**** EXCERPTED DATA
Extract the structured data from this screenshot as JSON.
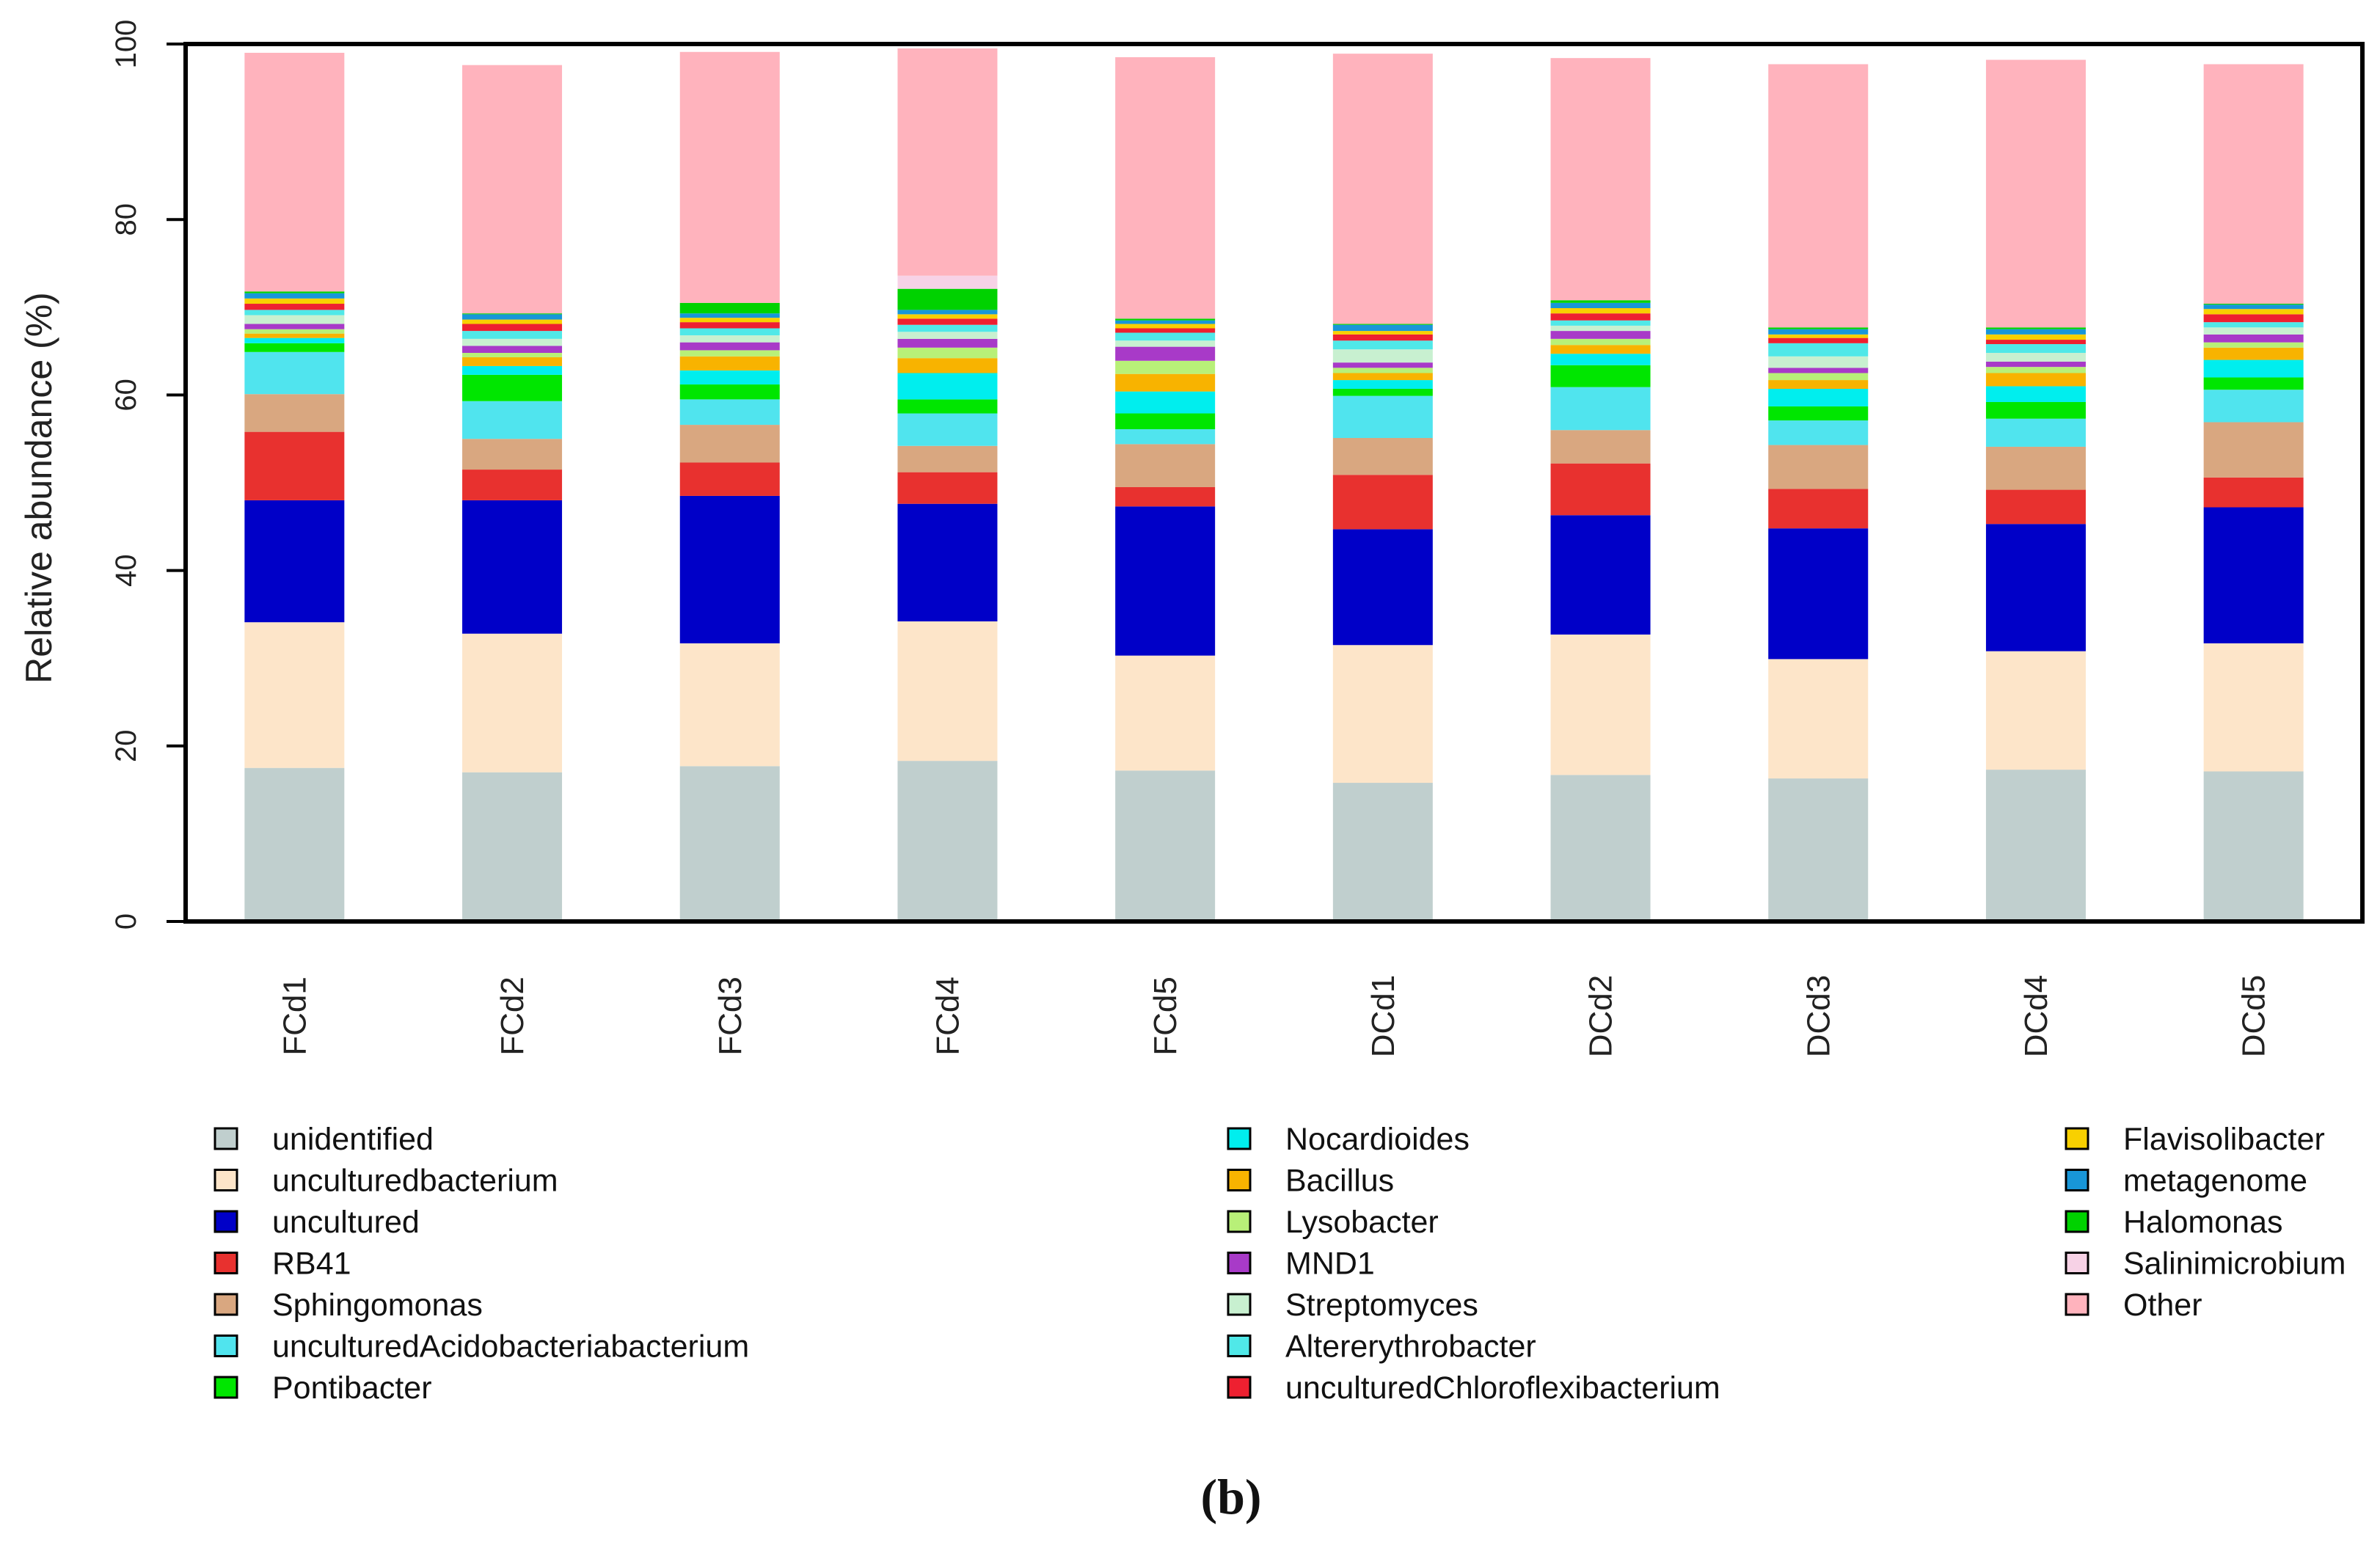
{
  "panel_label": "(b)",
  "chart_data": {
    "type": "bar",
    "stacked": true,
    "ylabel": "Relative abundance (%)",
    "xlabel": "",
    "ylim": [
      0,
      100
    ],
    "yticks": [
      0,
      20,
      40,
      60,
      80,
      100
    ],
    "grid": false,
    "legend_position": "bottom",
    "categories": [
      "FCd1",
      "FCd2",
      "FCd3",
      "FCd4",
      "FCd5",
      "DCd1",
      "DCd2",
      "DCd3",
      "DCd4",
      "DCd5"
    ],
    "series": [
      {
        "name": "unidentified",
        "color": "#c0cfce",
        "values": [
          17.5,
          17.0,
          17.7,
          18.3,
          17.2,
          15.8,
          16.7,
          16.3,
          17.3,
          17.1
        ]
      },
      {
        "name": "unculturedbacterium",
        "color": "#fde5c9",
        "values": [
          16.6,
          15.8,
          14.0,
          15.9,
          13.1,
          15.7,
          16.0,
          13.6,
          13.5,
          14.6
        ]
      },
      {
        "name": "uncultured",
        "color": "#0000c8",
        "values": [
          13.9,
          15.2,
          16.8,
          13.4,
          17.0,
          13.2,
          13.6,
          14.9,
          14.5,
          15.5
        ]
      },
      {
        "name": "RB41",
        "color": "#e8312f",
        "values": [
          7.8,
          3.5,
          3.8,
          3.6,
          2.2,
          6.2,
          5.9,
          4.5,
          3.9,
          3.4
        ]
      },
      {
        "name": "Sphingomonas",
        "color": "#d9a780",
        "values": [
          4.3,
          3.5,
          4.3,
          3.0,
          4.9,
          4.2,
          3.8,
          5.0,
          4.9,
          6.3
        ]
      },
      {
        "name": "unculturedAcidobacteriabacterium",
        "color": "#50e4ee",
        "values": [
          4.8,
          4.3,
          2.9,
          3.7,
          1.7,
          4.8,
          4.9,
          2.8,
          3.2,
          3.7
        ]
      },
      {
        "name": "Pontibacter",
        "color": "#00e600",
        "values": [
          1.0,
          3.0,
          1.7,
          1.6,
          1.8,
          0.8,
          2.5,
          1.6,
          1.9,
          1.4
        ]
      },
      {
        "name": "Nocardioides",
        "color": "#00eeee",
        "values": [
          0.6,
          1.0,
          1.6,
          3.0,
          2.5,
          1.0,
          1.3,
          2.0,
          1.8,
          2.0
        ]
      },
      {
        "name": "Bacillus",
        "color": "#f8b300",
        "values": [
          0.5,
          1.0,
          1.6,
          1.7,
          2.0,
          0.8,
          1.0,
          1.0,
          1.5,
          1.4
        ]
      },
      {
        "name": "Lysobacter",
        "color": "#b8f078",
        "values": [
          0.5,
          0.5,
          0.7,
          1.2,
          1.5,
          0.6,
          0.7,
          0.8,
          0.7,
          0.6
        ]
      },
      {
        "name": "MND1",
        "color": "#a83ac8",
        "values": [
          0.6,
          0.8,
          0.9,
          1.0,
          1.6,
          0.6,
          0.9,
          0.6,
          0.6,
          0.9
        ]
      },
      {
        "name": "Streptomyces",
        "color": "#c8f0d0",
        "values": [
          1.0,
          0.8,
          0.8,
          0.8,
          0.7,
          1.5,
          0.6,
          1.3,
          1.0,
          0.8
        ]
      },
      {
        "name": "Altererythrobacter",
        "color": "#50e8e8",
        "values": [
          0.6,
          0.9,
          0.8,
          0.8,
          0.9,
          1.0,
          0.6,
          1.5,
          1.0,
          0.6
        ]
      },
      {
        "name": "unculturedChloroflexibacterium",
        "color": "#ee2030",
        "values": [
          0.7,
          0.8,
          0.7,
          0.7,
          0.5,
          0.7,
          0.8,
          0.6,
          0.5,
          0.9
        ]
      },
      {
        "name": "Flavisolibacter",
        "color": "#f8d000",
        "values": [
          0.6,
          0.5,
          0.5,
          0.5,
          0.5,
          0.4,
          0.6,
          0.4,
          0.6,
          0.6
        ]
      },
      {
        "name": "metagenome",
        "color": "#1896d8",
        "values": [
          0.6,
          0.6,
          0.5,
          0.5,
          0.4,
          0.7,
          0.6,
          0.6,
          0.6,
          0.5
        ]
      },
      {
        "name": "Halomonas",
        "color": "#00d200",
        "values": [
          0.2,
          0.1,
          1.2,
          2.4,
          0.2,
          0.1,
          0.3,
          0.2,
          0.2,
          0.1
        ]
      },
      {
        "name": "Salinimicrobium",
        "color": "#f7d2e6",
        "values": [
          0.0,
          0.0,
          0.0,
          1.5,
          0.0,
          0.0,
          0.0,
          0.0,
          0.0,
          0.0
        ]
      },
      {
        "name": "Other",
        "color": "#ffb3bd",
        "values": [
          27.2,
          28.3,
          28.6,
          25.9,
          29.8,
          30.8,
          27.6,
          30.0,
          30.5,
          27.3
        ]
      }
    ]
  }
}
********
- **WHAT IS NEEDED**:
Please transcribe all of the entries word for word, with the pictures left out.

- **ANSWER SECTION**:
Extract the structured data from this screenshot as JSON.
{
  "panel_label": "(b)",
  "chart_data": {
    "type": "bar",
    "stacked": true,
    "ylabel": "Relative abundance (%)",
    "xlabel": "",
    "ylim": [
      0,
      100
    ],
    "yticks": [
      0,
      20,
      40,
      60,
      80,
      100
    ],
    "grid": false,
    "legend_position": "bottom",
    "categories": [
      "FCd1",
      "FCd2",
      "FCd3",
      "FCd4",
      "FCd5",
      "DCd1",
      "DCd2",
      "DCd3",
      "DCd4",
      "DCd5"
    ],
    "series": [
      {
        "name": "unidentified",
        "color": "#c0cfce",
        "values": [
          17.5,
          17.0,
          17.7,
          18.3,
          17.2,
          15.8,
          16.7,
          16.3,
          17.3,
          17.1
        ]
      },
      {
        "name": "unculturedbacterium",
        "color": "#fde5c9",
        "values": [
          16.6,
          15.8,
          14.0,
          15.9,
          13.1,
          15.7,
          16.0,
          13.6,
          13.5,
          14.6
        ]
      },
      {
        "name": "uncultured",
        "color": "#0000c8",
        "values": [
          13.9,
          15.2,
          16.8,
          13.4,
          17.0,
          13.2,
          13.6,
          14.9,
          14.5,
          15.5
        ]
      },
      {
        "name": "RB41",
        "color": "#e8312f",
        "values": [
          7.8,
          3.5,
          3.8,
          3.6,
          2.2,
          6.2,
          5.9,
          4.5,
          3.9,
          3.4
        ]
      },
      {
        "name": "Sphingomonas",
        "color": "#d9a780",
        "values": [
          4.3,
          3.5,
          4.3,
          3.0,
          4.9,
          4.2,
          3.8,
          5.0,
          4.9,
          6.3
        ]
      },
      {
        "name": "unculturedAcidobacteriabacterium",
        "color": "#50e4ee",
        "values": [
          4.8,
          4.3,
          2.9,
          3.7,
          1.7,
          4.8,
          4.9,
          2.8,
          3.2,
          3.7
        ]
      },
      {
        "name": "Pontibacter",
        "color": "#00e600",
        "values": [
          1.0,
          3.0,
          1.7,
          1.6,
          1.8,
          0.8,
          2.5,
          1.6,
          1.9,
          1.4
        ]
      },
      {
        "name": "Nocardioides",
        "color": "#00eeee",
        "values": [
          0.6,
          1.0,
          1.6,
          3.0,
          2.5,
          1.0,
          1.3,
          2.0,
          1.8,
          2.0
        ]
      },
      {
        "name": "Bacillus",
        "color": "#f8b300",
        "values": [
          0.5,
          1.0,
          1.6,
          1.7,
          2.0,
          0.8,
          1.0,
          1.0,
          1.5,
          1.4
        ]
      },
      {
        "name": "Lysobacter",
        "color": "#b8f078",
        "values": [
          0.5,
          0.5,
          0.7,
          1.2,
          1.5,
          0.6,
          0.7,
          0.8,
          0.7,
          0.6
        ]
      },
      {
        "name": "MND1",
        "color": "#a83ac8",
        "values": [
          0.6,
          0.8,
          0.9,
          1.0,
          1.6,
          0.6,
          0.9,
          0.6,
          0.6,
          0.9
        ]
      },
      {
        "name": "Streptomyces",
        "color": "#c8f0d0",
        "values": [
          1.0,
          0.8,
          0.8,
          0.8,
          0.7,
          1.5,
          0.6,
          1.3,
          1.0,
          0.8
        ]
      },
      {
        "name": "Altererythrobacter",
        "color": "#50e8e8",
        "values": [
          0.6,
          0.9,
          0.8,
          0.8,
          0.9,
          1.0,
          0.6,
          1.5,
          1.0,
          0.6
        ]
      },
      {
        "name": "unculturedChloroflexibacterium",
        "color": "#ee2030",
        "values": [
          0.7,
          0.8,
          0.7,
          0.7,
          0.5,
          0.7,
          0.8,
          0.6,
          0.5,
          0.9
        ]
      },
      {
        "name": "Flavisolibacter",
        "color": "#f8d000",
        "values": [
          0.6,
          0.5,
          0.5,
          0.5,
          0.5,
          0.4,
          0.6,
          0.4,
          0.6,
          0.6
        ]
      },
      {
        "name": "metagenome",
        "color": "#1896d8",
        "values": [
          0.6,
          0.6,
          0.5,
          0.5,
          0.4,
          0.7,
          0.6,
          0.6,
          0.6,
          0.5
        ]
      },
      {
        "name": "Halomonas",
        "color": "#00d200",
        "values": [
          0.2,
          0.1,
          1.2,
          2.4,
          0.2,
          0.1,
          0.3,
          0.2,
          0.2,
          0.1
        ]
      },
      {
        "name": "Salinimicrobium",
        "color": "#f7d2e6",
        "values": [
          0.0,
          0.0,
          0.0,
          1.5,
          0.0,
          0.0,
          0.0,
          0.0,
          0.0,
          0.0
        ]
      },
      {
        "name": "Other",
        "color": "#ffb3bd",
        "values": [
          27.2,
          28.3,
          28.6,
          25.9,
          29.8,
          30.8,
          27.6,
          30.0,
          30.5,
          27.3
        ]
      }
    ]
  }
}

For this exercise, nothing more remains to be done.